→ Consigne
Mettez à jour l'extrait du texte source qui commence à « Noro senseï ne » et se termine à « et du cours. », en y remplaçant « Tao Tö King » par « Tao Te King ».

→ Texte source
------------------------------------------------------------
3 Mai 2008, à l’Église Américaine, nous faisions alors du Kinomichi avec un brin de dynamisme en plus que ne le faisait la communauté des pratiquants. Nous avons toujours voulu préserver une trace du yang dans l’exploration du yin.

Pour nous, ces jours nous rappellent nos enthousiasmes à étudier avec Noro Masamichi senseï et, en même temps, les contradictions d’aspiration qui nous éloignaient des tenants exclusifs du yin. J’ai toujours aimé relier ce qui, en apparence, s’oppose et qui, au final, trouve une harmonie réelle, voire magnifique !

Le troisième espace

L’évolution de Noro Masamichi senseï, une tentative d’analyse 32e partie

Noro senseï ne se nourrissait pas de textes. Il y picorait, il y glanait une inspiration. Il citait le Tao Tö King en prononçant l’éloge du Yin. Il s’ouvrait aux évangiles pour son Dieu de Lumière. Il savourait le guerrier que fut le Bouddha. Il défendait l’honneur des maîtres zen. Il n’était pas d’une chapelle, d’une synagogue ou d’un ashram, ni d’un livre, un rituel, une initiation. Ce qu’il avait à nous livrer, il le fit in vivo, dans le vivant du corps, de l’esprit et du cours.

Noro-kamizaNoro Masamichi senseï. Photographie de P.Y. Bénoliel © 2006

Lorsque je venais au dojo et que Noro senseï débutait le cours, il se plaçait face à l’autel, s’inclinait devant ce qu’il désignait comme le Monde des esprits, puis se retournait vers nous et saluait une seconde fois. À chaque salut, une dimension s’ouvrait entre lui et l’objet de sa prosternation. Le cours se déployait sur un espace dédoublé, une double présence. Noro senseï se savait entendu et vu par son maître, et à la fois, il espérait être vu et entendu par ses élèves.

Toutefois, il existait un troisième espace dans lequel la leçon prenait place et déployait toute son ampleur, l’espace intérieur, celui que je cultivais par mes efforts. La pratique en cours me permettait d’approcher la leçon en corps et en esprit. Elle donnait lieu à un premier contact, à un toucher, à un effleurement. Ce premier moment, s’il suffisait pour beaucoup, m’était une excitation, un énervement, un plaisir passager. Il me fallait plus. Alors, j’attendais le retour chez moi, ou bien auprès de mes élèves, et seulement à cet instant, dans la répétition, dans la reprise du geste, je pouvais le pousser plus, le mûrir, tel un mouvement tendu vers une expression simplifiée, une technique polie dont on ne pourrait rien écailler.
------------------------------------------------------------
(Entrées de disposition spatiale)
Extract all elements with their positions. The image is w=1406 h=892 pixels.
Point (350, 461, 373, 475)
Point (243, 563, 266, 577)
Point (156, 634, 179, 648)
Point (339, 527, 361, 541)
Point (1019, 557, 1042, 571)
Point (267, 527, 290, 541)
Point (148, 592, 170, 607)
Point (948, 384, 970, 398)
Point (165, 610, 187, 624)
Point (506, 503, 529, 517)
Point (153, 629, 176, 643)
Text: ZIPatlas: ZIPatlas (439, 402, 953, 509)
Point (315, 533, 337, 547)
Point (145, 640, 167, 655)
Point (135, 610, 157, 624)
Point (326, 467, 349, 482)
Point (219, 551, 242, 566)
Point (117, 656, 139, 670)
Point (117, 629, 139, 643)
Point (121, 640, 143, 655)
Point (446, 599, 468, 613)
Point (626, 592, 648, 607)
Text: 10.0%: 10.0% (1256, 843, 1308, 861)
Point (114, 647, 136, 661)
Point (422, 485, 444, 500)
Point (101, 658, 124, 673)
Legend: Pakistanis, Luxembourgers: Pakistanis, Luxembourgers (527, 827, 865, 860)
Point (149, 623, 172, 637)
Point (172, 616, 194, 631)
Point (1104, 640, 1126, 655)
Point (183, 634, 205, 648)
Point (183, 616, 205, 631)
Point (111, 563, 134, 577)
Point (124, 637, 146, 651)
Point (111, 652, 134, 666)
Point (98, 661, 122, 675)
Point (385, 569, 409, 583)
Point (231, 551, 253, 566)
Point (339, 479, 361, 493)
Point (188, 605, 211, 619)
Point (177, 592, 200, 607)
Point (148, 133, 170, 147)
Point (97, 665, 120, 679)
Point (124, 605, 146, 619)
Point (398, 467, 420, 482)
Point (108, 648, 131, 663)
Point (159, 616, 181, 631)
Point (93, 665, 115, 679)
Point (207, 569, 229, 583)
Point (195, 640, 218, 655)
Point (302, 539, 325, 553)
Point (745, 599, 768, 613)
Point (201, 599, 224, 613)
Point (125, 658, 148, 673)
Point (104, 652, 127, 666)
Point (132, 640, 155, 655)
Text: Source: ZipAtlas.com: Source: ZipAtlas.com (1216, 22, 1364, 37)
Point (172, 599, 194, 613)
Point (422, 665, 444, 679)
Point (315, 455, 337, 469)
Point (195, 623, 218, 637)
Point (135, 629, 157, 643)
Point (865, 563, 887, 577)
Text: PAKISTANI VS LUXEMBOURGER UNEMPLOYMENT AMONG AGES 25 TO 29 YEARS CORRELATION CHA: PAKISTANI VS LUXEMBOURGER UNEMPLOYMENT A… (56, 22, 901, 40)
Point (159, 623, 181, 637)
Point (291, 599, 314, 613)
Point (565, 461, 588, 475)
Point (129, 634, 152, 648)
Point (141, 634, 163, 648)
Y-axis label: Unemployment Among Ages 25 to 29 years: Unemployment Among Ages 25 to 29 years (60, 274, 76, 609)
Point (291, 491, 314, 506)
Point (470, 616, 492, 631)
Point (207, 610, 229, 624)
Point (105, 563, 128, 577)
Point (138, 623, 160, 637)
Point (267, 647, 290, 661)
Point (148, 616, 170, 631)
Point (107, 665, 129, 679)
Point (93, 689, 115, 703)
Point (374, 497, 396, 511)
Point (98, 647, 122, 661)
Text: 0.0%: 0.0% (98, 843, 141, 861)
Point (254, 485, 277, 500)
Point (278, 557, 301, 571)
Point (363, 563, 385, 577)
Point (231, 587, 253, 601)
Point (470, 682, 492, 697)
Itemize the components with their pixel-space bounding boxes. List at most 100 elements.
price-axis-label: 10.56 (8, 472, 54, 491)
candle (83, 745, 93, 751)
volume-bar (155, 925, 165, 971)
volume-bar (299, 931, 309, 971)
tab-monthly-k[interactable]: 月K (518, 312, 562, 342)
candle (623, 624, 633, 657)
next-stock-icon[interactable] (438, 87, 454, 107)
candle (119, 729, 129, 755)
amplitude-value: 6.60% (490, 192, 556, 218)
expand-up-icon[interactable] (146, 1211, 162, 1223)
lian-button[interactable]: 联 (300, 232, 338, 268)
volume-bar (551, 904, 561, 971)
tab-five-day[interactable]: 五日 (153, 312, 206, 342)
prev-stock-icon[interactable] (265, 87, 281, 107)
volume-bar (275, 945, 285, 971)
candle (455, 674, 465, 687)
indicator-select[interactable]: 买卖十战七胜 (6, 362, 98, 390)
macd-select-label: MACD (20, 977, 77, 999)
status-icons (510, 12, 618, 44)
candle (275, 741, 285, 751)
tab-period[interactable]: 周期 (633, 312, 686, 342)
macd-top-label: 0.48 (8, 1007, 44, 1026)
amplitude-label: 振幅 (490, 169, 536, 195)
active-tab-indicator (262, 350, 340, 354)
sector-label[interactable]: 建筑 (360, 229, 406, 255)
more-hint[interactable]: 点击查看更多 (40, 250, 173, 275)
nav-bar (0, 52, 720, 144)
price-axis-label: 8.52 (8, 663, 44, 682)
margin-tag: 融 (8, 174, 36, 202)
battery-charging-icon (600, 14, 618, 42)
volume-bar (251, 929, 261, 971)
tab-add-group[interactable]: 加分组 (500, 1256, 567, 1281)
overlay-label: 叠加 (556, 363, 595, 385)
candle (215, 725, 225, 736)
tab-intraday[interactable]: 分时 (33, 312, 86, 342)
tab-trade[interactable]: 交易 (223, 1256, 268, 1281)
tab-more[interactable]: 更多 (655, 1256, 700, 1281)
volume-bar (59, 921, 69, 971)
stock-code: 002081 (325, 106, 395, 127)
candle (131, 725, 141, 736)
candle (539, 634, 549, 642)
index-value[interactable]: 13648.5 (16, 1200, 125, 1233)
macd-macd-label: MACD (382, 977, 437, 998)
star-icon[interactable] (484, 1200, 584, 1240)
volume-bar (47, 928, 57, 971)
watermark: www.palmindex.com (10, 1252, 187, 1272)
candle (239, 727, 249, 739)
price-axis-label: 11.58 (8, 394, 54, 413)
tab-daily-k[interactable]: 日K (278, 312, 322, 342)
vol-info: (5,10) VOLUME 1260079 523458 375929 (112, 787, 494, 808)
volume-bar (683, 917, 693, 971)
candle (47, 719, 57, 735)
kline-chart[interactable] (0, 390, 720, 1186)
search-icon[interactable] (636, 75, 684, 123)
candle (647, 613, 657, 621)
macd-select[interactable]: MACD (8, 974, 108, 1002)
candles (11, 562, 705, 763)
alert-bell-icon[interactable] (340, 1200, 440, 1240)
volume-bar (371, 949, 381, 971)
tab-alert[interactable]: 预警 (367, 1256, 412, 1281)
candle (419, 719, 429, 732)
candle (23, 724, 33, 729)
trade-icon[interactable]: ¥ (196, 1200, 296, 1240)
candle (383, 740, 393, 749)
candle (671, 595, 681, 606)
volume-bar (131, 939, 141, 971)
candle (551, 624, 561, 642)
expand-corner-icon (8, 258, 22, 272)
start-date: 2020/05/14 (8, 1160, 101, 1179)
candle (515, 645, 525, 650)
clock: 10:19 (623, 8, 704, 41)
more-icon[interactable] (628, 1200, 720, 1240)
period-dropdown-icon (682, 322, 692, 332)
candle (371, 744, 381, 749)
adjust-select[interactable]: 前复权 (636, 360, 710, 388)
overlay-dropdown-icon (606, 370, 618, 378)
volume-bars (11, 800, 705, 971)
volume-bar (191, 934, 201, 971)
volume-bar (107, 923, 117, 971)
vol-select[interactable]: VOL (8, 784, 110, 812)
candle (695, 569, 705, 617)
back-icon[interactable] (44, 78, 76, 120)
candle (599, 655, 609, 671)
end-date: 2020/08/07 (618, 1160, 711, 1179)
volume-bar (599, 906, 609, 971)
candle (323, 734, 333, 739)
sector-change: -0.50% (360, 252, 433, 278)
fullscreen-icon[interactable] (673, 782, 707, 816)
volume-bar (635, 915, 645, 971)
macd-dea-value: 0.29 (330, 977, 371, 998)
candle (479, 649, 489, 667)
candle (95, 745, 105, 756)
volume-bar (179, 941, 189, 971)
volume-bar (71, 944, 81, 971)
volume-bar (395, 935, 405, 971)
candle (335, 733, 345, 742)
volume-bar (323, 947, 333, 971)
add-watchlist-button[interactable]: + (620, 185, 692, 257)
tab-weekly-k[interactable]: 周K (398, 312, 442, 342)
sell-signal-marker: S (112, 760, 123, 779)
------------------------------------------------------------
→ Réponse
Noro senseï ne se nourrissait pas de textes. Il y picorait, il y glanait une inspiration. Il citait le Tao Te King en prononçant l’éloge du Yin. Il s’ouvrait aux évangiles pour son Dieu de Lumière. Il savourait le guerrier que fut le Bouddha. Il défendait l’honneur des maîtres zen. Il n’était pas d’une chapelle, d’une synagogue ou d’un ashram, ni d’un livre, un rituel, une initiation. Ce qu’il avait à nous livrer, il le fit in vivo, dans le vivant du corps, de l’esprit et du cours.